| YOUR INSTRUCTIONS |
Read the records below and copy each line that contains "TradingView".

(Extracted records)
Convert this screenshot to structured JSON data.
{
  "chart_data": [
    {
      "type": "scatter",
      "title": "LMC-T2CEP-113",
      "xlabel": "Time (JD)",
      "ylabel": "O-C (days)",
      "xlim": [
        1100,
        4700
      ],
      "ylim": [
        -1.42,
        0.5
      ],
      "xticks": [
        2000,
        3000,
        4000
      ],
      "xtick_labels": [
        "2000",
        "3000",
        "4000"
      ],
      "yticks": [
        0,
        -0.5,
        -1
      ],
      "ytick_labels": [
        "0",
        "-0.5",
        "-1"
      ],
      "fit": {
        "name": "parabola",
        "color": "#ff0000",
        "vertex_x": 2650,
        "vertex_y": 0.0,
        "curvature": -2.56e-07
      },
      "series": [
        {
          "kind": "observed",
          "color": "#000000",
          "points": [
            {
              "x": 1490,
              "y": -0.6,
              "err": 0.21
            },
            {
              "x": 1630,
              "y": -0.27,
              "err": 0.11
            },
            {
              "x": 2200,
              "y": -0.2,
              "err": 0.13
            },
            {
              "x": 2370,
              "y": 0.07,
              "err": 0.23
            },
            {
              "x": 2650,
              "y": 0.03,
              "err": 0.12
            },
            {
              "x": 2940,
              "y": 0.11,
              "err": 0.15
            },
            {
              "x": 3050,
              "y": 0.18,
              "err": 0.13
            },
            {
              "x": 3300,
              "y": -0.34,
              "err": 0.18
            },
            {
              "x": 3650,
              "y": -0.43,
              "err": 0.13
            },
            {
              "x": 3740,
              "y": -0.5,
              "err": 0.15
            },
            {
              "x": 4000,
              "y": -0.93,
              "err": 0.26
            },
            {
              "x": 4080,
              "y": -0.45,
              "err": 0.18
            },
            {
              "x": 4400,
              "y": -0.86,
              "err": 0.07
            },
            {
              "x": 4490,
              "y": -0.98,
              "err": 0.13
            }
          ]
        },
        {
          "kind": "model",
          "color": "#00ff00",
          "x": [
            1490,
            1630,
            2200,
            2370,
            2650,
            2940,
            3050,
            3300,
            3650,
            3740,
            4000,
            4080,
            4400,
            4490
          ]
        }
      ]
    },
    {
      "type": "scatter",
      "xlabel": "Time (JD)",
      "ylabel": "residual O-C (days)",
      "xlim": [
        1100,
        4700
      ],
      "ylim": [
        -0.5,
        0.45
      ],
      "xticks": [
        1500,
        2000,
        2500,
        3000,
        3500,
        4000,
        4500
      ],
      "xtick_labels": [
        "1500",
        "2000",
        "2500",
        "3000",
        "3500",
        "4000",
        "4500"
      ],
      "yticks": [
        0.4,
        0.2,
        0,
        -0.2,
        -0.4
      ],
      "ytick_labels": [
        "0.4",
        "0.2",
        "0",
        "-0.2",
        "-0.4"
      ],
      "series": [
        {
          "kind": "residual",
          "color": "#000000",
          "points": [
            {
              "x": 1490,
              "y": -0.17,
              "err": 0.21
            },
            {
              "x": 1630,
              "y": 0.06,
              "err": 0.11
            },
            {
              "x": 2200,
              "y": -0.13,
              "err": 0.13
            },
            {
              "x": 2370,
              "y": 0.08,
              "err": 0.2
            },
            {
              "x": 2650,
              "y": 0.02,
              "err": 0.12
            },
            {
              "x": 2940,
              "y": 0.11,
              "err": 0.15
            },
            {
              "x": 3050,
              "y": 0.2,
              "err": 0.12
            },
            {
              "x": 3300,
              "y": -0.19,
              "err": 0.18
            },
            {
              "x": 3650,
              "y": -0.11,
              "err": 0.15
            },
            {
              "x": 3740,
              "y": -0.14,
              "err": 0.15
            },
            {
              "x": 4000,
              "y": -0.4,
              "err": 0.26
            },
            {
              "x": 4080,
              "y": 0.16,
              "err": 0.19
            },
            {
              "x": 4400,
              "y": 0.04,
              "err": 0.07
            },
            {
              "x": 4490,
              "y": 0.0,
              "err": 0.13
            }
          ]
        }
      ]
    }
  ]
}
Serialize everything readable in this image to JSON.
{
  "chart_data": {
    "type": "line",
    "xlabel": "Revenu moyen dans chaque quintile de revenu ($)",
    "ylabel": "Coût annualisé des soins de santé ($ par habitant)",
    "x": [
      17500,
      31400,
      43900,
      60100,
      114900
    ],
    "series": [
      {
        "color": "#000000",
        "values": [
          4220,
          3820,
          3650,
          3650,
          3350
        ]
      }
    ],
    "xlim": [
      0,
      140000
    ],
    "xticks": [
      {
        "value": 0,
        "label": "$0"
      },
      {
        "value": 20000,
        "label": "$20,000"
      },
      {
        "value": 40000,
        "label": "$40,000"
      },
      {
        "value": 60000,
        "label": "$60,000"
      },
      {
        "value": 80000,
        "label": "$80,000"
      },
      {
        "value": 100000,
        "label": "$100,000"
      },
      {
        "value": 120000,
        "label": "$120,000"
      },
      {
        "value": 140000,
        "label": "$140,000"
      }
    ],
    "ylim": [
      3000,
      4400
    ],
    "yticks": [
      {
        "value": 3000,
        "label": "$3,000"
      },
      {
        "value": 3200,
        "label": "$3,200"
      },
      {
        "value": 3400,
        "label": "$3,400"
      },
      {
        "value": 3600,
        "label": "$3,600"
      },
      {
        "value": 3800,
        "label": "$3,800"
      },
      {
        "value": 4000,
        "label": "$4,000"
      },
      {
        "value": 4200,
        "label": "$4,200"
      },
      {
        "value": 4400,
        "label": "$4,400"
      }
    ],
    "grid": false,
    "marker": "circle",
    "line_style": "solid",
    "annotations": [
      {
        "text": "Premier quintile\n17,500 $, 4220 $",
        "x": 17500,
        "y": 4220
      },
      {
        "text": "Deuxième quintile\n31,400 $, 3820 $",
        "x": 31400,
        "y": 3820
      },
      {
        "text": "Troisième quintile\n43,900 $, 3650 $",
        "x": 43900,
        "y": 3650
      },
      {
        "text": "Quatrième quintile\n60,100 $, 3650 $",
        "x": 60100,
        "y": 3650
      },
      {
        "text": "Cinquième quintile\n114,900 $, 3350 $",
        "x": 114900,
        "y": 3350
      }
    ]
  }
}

...

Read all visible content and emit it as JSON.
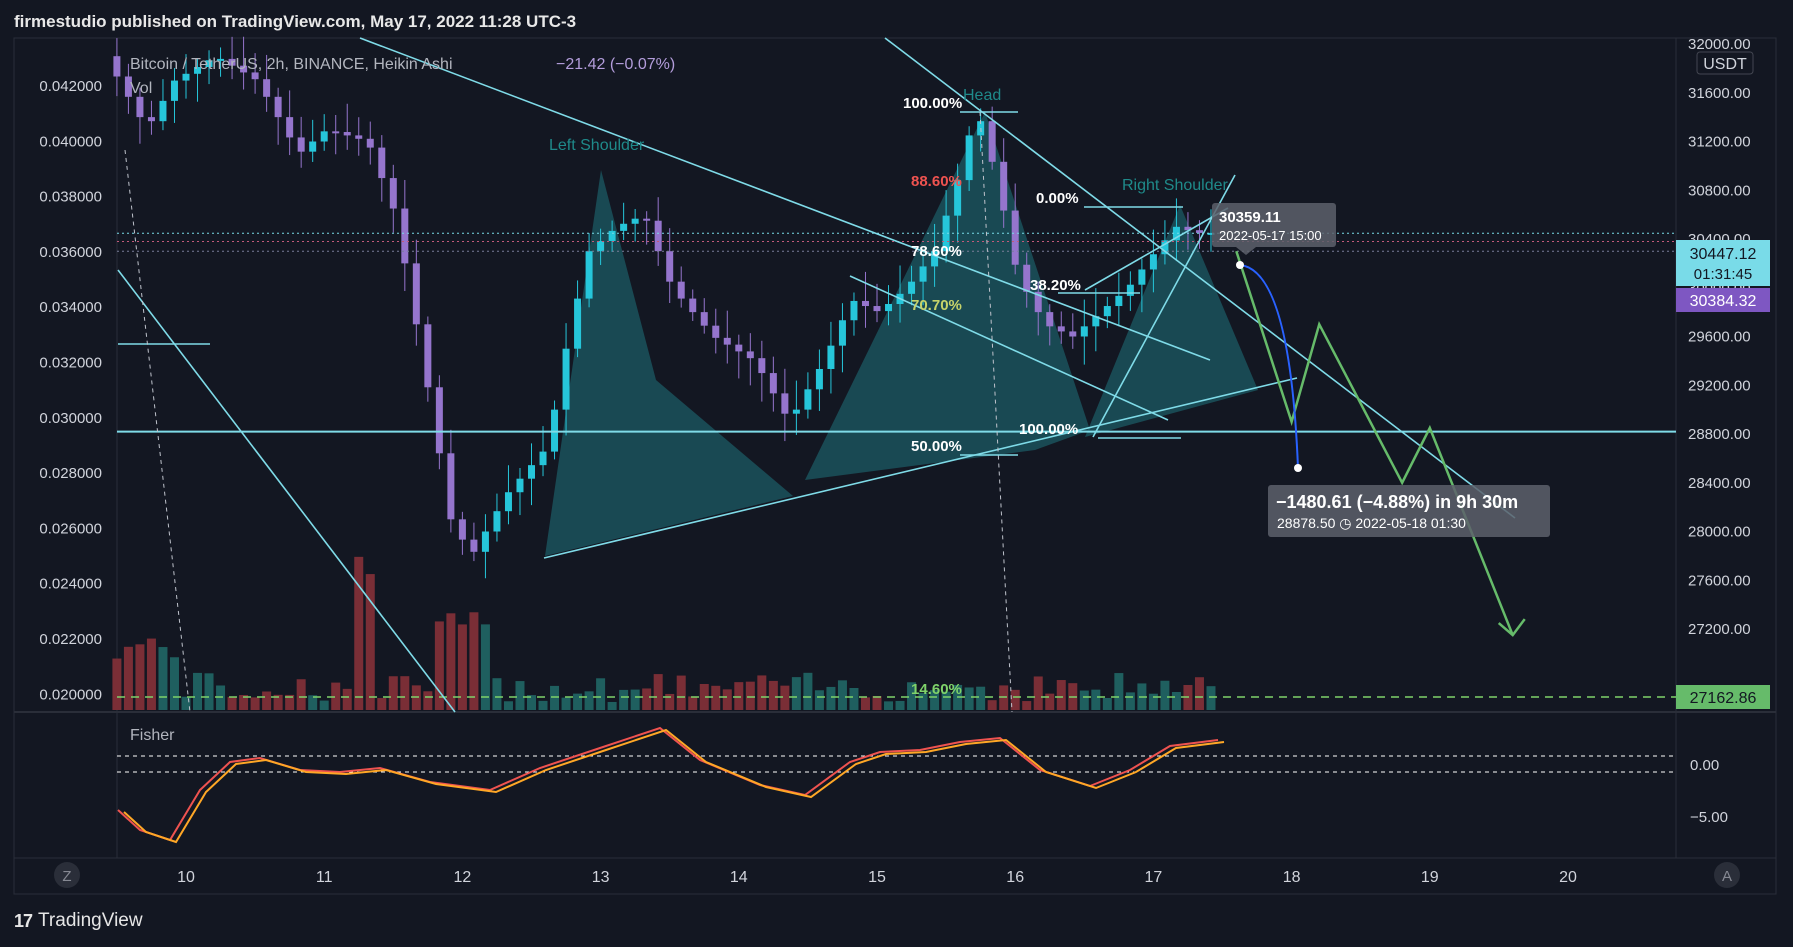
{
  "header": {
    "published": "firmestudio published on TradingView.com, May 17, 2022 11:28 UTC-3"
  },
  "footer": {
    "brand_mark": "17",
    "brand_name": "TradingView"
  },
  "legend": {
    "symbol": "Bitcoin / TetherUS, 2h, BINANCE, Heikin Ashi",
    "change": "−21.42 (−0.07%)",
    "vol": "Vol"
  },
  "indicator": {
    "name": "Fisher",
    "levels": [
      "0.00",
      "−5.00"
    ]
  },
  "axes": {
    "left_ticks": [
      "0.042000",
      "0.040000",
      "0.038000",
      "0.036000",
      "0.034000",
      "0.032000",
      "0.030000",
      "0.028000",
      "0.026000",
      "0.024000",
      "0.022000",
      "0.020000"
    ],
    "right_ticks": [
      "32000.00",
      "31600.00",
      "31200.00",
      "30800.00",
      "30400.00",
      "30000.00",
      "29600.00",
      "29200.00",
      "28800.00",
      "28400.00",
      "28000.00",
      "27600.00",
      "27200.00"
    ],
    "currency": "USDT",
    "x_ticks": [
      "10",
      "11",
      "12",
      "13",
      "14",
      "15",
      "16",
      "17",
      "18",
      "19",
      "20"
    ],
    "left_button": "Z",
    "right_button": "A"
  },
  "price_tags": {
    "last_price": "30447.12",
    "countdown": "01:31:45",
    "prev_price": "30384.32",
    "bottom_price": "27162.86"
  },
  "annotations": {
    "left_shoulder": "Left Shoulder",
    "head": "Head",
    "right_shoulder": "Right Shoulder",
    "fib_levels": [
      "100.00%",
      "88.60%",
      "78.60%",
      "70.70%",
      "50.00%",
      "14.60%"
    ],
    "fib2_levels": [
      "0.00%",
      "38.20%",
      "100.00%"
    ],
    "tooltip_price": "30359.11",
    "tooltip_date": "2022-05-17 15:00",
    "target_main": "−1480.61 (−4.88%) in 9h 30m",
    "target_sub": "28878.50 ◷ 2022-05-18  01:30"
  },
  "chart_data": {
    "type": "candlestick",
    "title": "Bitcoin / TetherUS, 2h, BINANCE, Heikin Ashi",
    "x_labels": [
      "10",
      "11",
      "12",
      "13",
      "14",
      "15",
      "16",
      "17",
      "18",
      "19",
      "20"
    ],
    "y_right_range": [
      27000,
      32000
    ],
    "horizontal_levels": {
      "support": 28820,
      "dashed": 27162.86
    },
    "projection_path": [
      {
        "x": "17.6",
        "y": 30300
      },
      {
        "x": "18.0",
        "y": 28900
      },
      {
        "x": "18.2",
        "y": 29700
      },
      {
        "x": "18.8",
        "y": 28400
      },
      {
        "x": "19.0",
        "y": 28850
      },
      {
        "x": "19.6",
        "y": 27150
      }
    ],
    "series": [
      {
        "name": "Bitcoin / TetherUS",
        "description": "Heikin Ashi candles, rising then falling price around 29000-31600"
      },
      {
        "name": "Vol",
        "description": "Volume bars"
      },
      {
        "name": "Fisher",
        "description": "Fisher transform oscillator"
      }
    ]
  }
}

| FINAL RESULT |
    "published": "firmestudio published on TradingView.com, May 17, 2022 11:28 UTC-3"
    "brand_name": "TradingView"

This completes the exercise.